### Exercise directions
Transcribe every line, keeping it exact.

Stored entries:
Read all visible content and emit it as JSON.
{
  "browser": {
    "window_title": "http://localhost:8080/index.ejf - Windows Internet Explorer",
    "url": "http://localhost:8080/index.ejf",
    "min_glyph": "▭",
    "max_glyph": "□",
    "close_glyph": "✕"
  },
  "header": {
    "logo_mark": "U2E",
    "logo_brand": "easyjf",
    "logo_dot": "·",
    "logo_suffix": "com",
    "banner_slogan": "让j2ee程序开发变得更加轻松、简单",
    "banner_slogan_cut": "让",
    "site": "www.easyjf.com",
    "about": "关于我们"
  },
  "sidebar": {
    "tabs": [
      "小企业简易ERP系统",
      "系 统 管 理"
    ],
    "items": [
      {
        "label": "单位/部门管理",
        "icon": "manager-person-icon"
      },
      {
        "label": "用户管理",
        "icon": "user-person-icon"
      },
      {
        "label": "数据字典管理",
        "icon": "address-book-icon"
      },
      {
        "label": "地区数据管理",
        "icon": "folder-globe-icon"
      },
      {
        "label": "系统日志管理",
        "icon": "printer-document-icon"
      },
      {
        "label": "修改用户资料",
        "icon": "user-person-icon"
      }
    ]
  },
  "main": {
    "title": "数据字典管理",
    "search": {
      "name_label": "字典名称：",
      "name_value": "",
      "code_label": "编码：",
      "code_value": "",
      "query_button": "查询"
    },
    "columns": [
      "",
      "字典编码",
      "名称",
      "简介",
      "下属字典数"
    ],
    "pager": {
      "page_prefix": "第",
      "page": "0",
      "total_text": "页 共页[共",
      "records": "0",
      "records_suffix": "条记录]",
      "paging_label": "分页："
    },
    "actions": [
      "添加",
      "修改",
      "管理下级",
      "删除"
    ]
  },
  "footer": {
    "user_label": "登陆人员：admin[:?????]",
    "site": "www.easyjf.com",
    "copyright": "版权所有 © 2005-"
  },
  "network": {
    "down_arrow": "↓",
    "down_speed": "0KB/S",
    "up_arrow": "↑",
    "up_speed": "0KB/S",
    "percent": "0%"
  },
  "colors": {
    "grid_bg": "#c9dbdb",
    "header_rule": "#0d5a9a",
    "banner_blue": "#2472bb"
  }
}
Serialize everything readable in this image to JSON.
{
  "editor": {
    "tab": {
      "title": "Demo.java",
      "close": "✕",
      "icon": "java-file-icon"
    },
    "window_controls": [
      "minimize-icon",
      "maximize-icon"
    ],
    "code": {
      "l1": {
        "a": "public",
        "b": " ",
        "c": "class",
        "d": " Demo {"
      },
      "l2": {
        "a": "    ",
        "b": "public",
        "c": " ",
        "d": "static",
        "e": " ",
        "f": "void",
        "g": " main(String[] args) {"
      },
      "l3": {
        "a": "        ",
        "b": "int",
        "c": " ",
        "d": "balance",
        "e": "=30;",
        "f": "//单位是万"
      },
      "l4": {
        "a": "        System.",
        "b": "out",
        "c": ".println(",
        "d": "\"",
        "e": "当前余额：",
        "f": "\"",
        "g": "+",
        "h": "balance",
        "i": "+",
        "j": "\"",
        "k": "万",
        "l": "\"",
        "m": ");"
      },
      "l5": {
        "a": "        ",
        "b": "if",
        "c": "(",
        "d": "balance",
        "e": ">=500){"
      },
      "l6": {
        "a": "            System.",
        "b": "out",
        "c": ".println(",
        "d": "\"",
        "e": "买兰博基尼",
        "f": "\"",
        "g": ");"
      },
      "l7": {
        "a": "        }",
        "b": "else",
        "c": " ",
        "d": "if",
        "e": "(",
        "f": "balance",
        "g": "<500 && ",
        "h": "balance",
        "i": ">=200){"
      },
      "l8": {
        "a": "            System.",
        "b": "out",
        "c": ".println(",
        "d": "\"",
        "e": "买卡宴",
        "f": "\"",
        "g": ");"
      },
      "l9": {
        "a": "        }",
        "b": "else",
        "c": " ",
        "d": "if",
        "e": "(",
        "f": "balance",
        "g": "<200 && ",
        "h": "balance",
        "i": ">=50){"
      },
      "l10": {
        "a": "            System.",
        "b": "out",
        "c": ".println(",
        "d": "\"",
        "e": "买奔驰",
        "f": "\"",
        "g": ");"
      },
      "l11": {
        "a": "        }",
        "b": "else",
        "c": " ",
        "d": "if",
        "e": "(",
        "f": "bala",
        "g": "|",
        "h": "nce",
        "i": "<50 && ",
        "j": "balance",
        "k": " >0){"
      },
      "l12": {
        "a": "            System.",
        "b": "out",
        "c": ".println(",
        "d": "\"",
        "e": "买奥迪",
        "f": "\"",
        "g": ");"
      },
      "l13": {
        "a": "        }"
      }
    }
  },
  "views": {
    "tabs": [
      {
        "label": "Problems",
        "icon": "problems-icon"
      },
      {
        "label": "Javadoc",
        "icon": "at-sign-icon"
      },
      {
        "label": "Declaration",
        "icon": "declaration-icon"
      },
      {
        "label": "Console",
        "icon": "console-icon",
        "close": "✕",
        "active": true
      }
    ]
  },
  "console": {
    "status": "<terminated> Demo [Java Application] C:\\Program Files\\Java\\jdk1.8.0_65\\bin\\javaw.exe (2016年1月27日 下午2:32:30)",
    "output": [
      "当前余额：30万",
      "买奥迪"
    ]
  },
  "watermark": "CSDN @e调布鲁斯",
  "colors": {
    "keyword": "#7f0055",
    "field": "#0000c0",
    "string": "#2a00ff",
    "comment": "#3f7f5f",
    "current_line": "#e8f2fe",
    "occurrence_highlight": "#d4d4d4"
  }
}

### Answer for this exercise
Read all visible content and emit it as JSON.
{
  "browser": {
    "window_title": "http://localhost:8080/index.ejf - Windows Internet Explorer",
    "url": "http://localhost:8080/index.ejf",
    "min_glyph": "▭",
    "max_glyph": "□",
    "close_glyph": "✕"
  },
  "header": {
    "logo_mark": "U2E",
    "logo_brand": "easyjf",
    "logo_dot": "·",
    "logo_suffix": "com",
    "banner_slogan": "让j2ee程序开发变得更加轻松、简单",
    "banner_slogan_cut": "让",
    "site": "www.easyjf.com",
    "about": "关于我们"
  },
  "sidebar": {
    "tabs": [
      "小企业简易ERP系统",
      "系 统 管 理"
    ],
    "items": [
      {
        "label": "单位/部门管理",
        "icon": "manager-person-icon"
      },
      {
        "label": "用户管理",
        "icon": "user-person-icon"
      },
      {
        "label": "数据字典管理",
        "icon": "address-book-icon"
      },
      {
        "label": "地区数据管理",
        "icon": "folder-globe-icon"
      },
      {
        "label": "系统日志管理",
        "icon": "printer-document-icon"
      },
      {
        "label": "修改用户资料",
        "icon": "user-person-icon"
      }
    ]
  },
  "main": {
    "title": "数据字典管理",
    "search": {
      "name_label": "字典名称：",
      "name_value": "",
      "code_label": "编码：",
      "code_value": "",
      "query_button": "查询"
    },
    "columns": [
      "",
      "字典编码",
      "名称",
      "简介",
      "下属字典数"
    ],
    "pager": {
      "page_prefix": "第",
      "page": "0",
      "total_text": "页 共页[共",
      "records": "0",
      "records_suffix": "条记录]",
      "paging_label": "分页："
    },
    "actions": [
      "添加",
      "修改",
      "管理下级",
      "删除"
    ]
  },
  "footer": {
    "user_label": "登陆人员：admin[:?????]",
    "site": "www.easyjf.com",
    "copyright": "版权所有 © 2005-"
  },
  "network": {
    "down_arrow": "↓",
    "down_speed": "0KB/S",
    "up_arrow": "↑",
    "up_speed": "0KB/S",
    "percent": "0%"
  },
  "colors": {
    "grid_bg": "#c9dbdb",
    "header_rule": "#0d5a9a",
    "banner_blue": "#2472bb"
  }
}
Serialize everything readable in this image to JSON.
{
  "editor": {
    "tab": {
      "title": "Demo.java",
      "close": "✕",
      "icon": "java-file-icon"
    },
    "window_controls": [
      "minimize-icon",
      "maximize-icon"
    ],
    "code": {
      "l1": {
        "a": "public",
        "b": " ",
        "c": "class",
        "d": " Demo {"
      },
      "l2": {
        "a": "    ",
        "b": "public",
        "c": " ",
        "d": "static",
        "e": " ",
        "f": "void",
        "g": " main(String[] args) {"
      },
      "l3": {
        "a": "        ",
        "b": "int",
        "c": " ",
        "d": "balance",
        "e": "=30;",
        "f": "//单位是万"
      },
      "l4": {
        "a": "        System.",
        "b": "out",
        "c": ".println(",
        "d": "\"",
        "e": "当前余额：",
        "f": "\"",
        "g": "+",
        "h": "balance",
        "i": "+",
        "j": "\"",
        "k": "万",
        "l": "\"",
        "m": ");"
      },
      "l5": {
        "a": "        ",
        "b": "if",
        "c": "(",
        "d": "balance",
        "e": ">=500){"
      },
      "l6": {
        "a": "            System.",
        "b": "out",
        "c": ".println(",
        "d": "\"",
        "e": "买兰博基尼",
        "f": "\"",
        "g": ");"
      },
      "l7": {
        "a": "        }",
        "b": "else",
        "c": " ",
        "d": "if",
        "e": "(",
        "f": "balance",
        "g": "<500 && ",
        "h": "balance",
        "i": ">=200){"
      },
      "l8": {
        "a": "            System.",
        "b": "out",
        "c": ".println(",
        "d": "\"",
        "e": "买卡宴",
        "f": "\"",
        "g": ");"
      },
      "l9": {
        "a": "        }",
        "b": "else",
        "c": " ",
        "d": "if",
        "e": "(",
        "f": "balance",
        "g": "<200 && ",
        "h": "balance",
        "i": ">=50){"
      },
      "l10": {
        "a": "            System.",
        "b": "out",
        "c": ".println(",
        "d": "\"",
        "e": "买奔驰",
        "f": "\"",
        "g": ");"
      },
      "l11": {
        "a": "        }",
        "b": "else",
        "c": " ",
        "d": "if",
        "e": "(",
        "f": "bala",
        "g": "|",
        "h": "nce",
        "i": "<50 && ",
        "j": "balance",
        "k": " >0){"
      },
      "l12": {
        "a": "            System.",
        "b": "out",
        "c": ".println(",
        "d": "\"",
        "e": "买奥迪",
        "f": "\"",
        "g": ");"
      },
      "l13": {
        "a": "        }"
      }
    }
  },
  "views": {
    "tabs": [
      {
        "label": "Problems",
        "icon": "problems-icon"
      },
      {
        "label": "Javadoc",
        "icon": "at-sign-icon"
      },
      {
        "label": "Declaration",
        "icon": "declaration-icon"
      },
      {
        "label": "Console",
        "icon": "console-icon",
        "close": "✕",
        "active": true
      }
    ]
  },
  "console": {
    "status": "<terminated> Demo [Java Application] C:\\Program Files\\Java\\jdk1.8.0_65\\bin\\javaw.exe (2016年1月27日 下午2:32:30)",
    "output": [
      "当前余额：30万",
      "买奥迪"
    ]
  },
  "watermark": "CSDN @e调布鲁斯",
  "colors": {
    "keyword": "#7f0055",
    "field": "#0000c0",
    "string": "#2a00ff",
    "comment": "#3f7f5f",
    "current_line": "#e8f2fe",
    "occurrence_highlight": "#d4d4d4"
  }
}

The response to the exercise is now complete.